— Provided material —
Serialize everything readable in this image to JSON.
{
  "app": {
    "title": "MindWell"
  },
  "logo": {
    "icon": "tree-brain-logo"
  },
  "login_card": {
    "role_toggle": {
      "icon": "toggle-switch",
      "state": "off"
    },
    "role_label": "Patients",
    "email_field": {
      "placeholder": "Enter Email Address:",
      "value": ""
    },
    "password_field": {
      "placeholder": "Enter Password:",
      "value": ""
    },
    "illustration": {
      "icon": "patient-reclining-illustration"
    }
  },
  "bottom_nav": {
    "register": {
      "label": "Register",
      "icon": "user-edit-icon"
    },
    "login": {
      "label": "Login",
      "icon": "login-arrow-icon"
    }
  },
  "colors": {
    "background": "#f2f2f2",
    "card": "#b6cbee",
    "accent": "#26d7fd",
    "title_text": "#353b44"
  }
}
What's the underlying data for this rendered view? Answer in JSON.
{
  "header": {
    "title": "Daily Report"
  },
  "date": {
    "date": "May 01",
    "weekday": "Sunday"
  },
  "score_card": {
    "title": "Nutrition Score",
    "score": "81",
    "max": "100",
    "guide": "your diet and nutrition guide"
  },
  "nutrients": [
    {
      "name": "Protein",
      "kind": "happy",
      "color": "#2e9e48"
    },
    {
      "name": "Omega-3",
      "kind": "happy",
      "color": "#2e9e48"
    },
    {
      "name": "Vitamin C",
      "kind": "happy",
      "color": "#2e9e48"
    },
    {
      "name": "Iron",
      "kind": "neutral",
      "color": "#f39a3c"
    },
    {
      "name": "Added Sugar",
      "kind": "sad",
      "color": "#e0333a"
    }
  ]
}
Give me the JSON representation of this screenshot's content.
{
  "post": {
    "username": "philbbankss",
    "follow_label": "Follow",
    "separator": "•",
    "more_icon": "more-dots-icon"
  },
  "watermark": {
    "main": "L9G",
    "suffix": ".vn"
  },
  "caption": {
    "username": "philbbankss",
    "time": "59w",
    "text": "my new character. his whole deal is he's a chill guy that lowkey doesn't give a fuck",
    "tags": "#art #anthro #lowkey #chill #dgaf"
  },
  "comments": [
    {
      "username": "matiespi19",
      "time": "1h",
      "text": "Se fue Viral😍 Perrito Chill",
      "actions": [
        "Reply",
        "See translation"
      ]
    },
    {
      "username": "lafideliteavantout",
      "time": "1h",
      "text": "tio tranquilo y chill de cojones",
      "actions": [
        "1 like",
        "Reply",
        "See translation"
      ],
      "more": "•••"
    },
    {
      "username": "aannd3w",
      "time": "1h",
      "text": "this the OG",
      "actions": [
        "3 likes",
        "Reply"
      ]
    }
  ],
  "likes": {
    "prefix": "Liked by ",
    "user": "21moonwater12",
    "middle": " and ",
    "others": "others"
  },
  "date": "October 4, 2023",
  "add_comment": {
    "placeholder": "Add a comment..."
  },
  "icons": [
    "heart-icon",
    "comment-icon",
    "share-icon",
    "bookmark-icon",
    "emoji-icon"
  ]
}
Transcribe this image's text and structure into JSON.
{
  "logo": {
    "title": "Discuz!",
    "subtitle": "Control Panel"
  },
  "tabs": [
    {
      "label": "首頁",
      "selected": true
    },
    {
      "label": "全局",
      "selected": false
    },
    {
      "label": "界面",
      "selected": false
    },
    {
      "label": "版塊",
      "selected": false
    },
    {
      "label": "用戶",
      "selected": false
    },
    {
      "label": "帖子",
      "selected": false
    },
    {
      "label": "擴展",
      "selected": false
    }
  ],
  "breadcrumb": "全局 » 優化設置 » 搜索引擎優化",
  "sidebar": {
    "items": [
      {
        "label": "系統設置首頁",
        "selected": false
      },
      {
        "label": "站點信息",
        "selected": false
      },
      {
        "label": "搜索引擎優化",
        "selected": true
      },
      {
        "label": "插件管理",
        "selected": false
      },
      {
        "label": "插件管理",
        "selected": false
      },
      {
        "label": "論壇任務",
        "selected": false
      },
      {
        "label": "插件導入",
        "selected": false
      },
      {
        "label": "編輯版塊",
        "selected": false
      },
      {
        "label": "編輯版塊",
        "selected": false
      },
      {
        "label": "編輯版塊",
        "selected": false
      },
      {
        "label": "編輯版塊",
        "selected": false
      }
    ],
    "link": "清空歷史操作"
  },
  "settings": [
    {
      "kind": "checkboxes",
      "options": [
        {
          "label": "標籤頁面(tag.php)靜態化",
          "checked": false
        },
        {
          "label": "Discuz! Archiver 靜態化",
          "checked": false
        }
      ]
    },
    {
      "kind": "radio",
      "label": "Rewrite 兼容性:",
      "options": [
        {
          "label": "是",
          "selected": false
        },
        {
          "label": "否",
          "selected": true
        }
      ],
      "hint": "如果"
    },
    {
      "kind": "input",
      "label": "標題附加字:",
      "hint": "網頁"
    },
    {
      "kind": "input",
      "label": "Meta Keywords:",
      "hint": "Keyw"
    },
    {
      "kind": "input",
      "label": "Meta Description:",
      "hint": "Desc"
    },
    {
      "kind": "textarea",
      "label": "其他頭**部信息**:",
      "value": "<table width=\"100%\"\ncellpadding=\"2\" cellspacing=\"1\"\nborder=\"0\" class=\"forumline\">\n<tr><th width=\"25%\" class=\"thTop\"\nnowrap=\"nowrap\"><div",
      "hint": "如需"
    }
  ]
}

— Work instructions —
All lines in the records with the string "hint" should be copied out.

— Task answer —
      "hint": "如果"
      "hint": "網頁"
      "hint": "Keyw"
      "hint": "Desc"
      "hint": "如需"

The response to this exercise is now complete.